#### [Records from a data source]
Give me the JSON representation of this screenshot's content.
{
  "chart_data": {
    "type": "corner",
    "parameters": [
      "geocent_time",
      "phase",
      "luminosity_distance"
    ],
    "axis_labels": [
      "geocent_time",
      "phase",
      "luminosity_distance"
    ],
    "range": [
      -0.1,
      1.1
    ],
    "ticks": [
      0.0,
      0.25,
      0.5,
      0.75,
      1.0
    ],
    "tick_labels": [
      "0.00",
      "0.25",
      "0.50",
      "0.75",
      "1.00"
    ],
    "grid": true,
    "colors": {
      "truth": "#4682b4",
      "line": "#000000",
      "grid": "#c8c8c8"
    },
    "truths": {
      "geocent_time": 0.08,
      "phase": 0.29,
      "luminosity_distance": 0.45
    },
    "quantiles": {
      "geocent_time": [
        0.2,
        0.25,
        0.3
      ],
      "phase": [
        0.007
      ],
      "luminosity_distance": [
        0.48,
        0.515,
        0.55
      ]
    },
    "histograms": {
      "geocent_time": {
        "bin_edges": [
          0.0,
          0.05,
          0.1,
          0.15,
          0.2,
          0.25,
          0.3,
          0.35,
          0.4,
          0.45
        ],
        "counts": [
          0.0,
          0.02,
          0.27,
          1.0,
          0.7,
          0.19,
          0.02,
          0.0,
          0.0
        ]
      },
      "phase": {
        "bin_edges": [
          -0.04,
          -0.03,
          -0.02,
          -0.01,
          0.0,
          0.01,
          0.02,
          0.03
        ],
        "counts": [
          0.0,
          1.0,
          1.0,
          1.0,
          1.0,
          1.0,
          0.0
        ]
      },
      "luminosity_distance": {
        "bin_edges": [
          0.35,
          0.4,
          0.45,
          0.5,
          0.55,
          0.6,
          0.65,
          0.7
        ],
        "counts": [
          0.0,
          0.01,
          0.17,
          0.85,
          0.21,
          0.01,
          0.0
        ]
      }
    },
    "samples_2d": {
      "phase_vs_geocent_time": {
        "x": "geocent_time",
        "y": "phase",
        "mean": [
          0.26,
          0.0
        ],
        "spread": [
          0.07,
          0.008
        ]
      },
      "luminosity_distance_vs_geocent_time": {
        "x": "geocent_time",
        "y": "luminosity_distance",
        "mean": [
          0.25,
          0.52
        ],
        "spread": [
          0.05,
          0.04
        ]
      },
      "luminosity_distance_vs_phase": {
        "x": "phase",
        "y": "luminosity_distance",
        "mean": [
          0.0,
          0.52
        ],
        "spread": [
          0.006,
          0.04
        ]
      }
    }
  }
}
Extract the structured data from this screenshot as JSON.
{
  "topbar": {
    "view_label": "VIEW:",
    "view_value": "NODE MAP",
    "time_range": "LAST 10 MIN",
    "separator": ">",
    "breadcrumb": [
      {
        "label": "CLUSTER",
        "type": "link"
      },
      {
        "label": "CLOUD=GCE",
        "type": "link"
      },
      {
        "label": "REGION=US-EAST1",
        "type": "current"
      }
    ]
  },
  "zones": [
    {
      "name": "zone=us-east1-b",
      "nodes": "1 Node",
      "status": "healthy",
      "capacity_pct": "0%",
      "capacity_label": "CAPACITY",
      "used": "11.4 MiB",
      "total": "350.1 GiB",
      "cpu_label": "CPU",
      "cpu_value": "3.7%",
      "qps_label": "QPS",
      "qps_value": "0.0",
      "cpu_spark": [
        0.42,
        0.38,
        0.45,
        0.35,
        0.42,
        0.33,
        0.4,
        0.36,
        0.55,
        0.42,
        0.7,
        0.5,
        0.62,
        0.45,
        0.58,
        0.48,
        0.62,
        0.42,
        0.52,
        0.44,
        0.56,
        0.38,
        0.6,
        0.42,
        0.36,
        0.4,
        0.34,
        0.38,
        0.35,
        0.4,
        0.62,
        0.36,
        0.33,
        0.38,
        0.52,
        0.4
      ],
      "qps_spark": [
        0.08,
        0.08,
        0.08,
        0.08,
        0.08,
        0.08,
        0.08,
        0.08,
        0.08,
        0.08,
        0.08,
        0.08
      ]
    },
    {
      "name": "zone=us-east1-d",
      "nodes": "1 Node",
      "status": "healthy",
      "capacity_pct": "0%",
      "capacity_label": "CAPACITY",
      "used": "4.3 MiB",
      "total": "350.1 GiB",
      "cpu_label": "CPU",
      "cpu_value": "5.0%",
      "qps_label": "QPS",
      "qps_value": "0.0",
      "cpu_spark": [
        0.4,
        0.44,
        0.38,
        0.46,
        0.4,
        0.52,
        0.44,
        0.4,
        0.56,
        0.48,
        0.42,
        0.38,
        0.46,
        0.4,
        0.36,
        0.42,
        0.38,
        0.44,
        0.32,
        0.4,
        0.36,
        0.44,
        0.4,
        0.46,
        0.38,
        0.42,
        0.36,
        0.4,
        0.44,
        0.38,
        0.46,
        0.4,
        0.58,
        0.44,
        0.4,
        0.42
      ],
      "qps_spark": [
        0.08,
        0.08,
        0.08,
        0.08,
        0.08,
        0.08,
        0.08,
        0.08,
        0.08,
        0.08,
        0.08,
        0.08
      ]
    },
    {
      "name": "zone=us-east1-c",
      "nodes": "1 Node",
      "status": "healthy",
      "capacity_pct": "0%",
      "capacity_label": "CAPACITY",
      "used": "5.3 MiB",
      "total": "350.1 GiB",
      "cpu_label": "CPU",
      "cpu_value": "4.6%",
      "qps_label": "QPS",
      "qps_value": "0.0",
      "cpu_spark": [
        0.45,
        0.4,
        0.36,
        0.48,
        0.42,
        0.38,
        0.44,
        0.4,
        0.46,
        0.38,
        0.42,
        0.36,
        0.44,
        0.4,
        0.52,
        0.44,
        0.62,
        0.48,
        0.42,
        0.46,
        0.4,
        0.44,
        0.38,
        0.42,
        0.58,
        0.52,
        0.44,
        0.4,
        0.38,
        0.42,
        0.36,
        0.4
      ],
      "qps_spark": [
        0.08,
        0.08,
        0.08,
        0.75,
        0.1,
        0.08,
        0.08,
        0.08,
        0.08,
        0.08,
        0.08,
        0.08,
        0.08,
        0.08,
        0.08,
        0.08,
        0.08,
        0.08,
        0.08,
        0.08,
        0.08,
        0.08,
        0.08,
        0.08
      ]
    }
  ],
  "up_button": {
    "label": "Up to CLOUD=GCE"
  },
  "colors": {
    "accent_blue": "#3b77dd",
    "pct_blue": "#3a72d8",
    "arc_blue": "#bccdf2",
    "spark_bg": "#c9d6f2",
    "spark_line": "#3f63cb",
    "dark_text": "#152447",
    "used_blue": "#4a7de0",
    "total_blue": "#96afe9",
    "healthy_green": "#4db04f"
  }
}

#### [Task to carry out]
Among the entries above, identify all lines with "name" and copy them.

#### [Worked answer]
      "name": "zone=us-east1-b",
      "name": "zone=us-east1-d",
      "name": "zone=us-east1-c",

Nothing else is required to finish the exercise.